Exactly reproduce the lines from the one holding "Extract all readable text from this page." through the final line of the listing below, with both ends included and nothing else.

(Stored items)
···

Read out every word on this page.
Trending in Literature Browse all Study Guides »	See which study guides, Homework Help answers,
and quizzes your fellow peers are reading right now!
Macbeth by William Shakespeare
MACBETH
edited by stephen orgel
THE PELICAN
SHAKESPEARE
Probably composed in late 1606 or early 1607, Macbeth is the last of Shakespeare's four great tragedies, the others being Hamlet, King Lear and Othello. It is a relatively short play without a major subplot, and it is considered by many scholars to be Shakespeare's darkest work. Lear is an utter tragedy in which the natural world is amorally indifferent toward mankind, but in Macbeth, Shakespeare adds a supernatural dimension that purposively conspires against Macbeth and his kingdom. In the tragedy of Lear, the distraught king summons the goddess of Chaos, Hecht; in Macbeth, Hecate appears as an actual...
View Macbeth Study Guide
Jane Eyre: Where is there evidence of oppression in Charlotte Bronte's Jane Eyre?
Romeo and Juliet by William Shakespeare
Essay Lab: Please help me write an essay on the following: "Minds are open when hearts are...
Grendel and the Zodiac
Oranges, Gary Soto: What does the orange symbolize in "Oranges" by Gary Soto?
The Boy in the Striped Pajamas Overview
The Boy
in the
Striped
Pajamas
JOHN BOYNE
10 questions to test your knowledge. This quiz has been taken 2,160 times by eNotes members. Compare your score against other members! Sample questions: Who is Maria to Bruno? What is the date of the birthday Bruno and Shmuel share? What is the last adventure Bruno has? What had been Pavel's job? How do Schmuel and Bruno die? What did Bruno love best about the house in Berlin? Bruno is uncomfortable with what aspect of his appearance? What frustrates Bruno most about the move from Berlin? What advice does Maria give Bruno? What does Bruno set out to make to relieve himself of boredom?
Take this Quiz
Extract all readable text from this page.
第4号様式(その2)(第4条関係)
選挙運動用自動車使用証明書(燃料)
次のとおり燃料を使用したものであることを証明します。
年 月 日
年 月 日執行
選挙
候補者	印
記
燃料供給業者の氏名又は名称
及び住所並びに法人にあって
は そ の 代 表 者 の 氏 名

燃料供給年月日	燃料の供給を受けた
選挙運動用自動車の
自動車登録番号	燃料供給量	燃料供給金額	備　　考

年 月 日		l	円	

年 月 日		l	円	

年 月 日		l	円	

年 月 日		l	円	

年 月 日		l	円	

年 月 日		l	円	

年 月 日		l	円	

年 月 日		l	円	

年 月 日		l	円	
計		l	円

···

**Final result**
Extract all readable text from this page.
第4号様式(その2)(第4条関係)
選挙運動用自動車使用証明書(燃料)
次のとおり燃料を使用したものであることを証明します。
年 月 日
年 月 日執行
選挙
候補者	印
記
燃料供給業者の氏名又は名称
及び住所並びに法人にあって
は そ の 代 表 者 の 氏 名

燃料供給年月日	燃料の供給を受けた
選挙運動用自動車の
自動車登録番号	燃料供給量	燃料供給金額	備　　考

年 月 日		l	円	

年 月 日		l	円	

年 月 日		l	円	

年 月 日		l	円	

年 月 日		l	円	

年 月 日		l	円	

年 月 日		l	円	

年 月 日		l	円	

年 月 日		l	円	
計		l	円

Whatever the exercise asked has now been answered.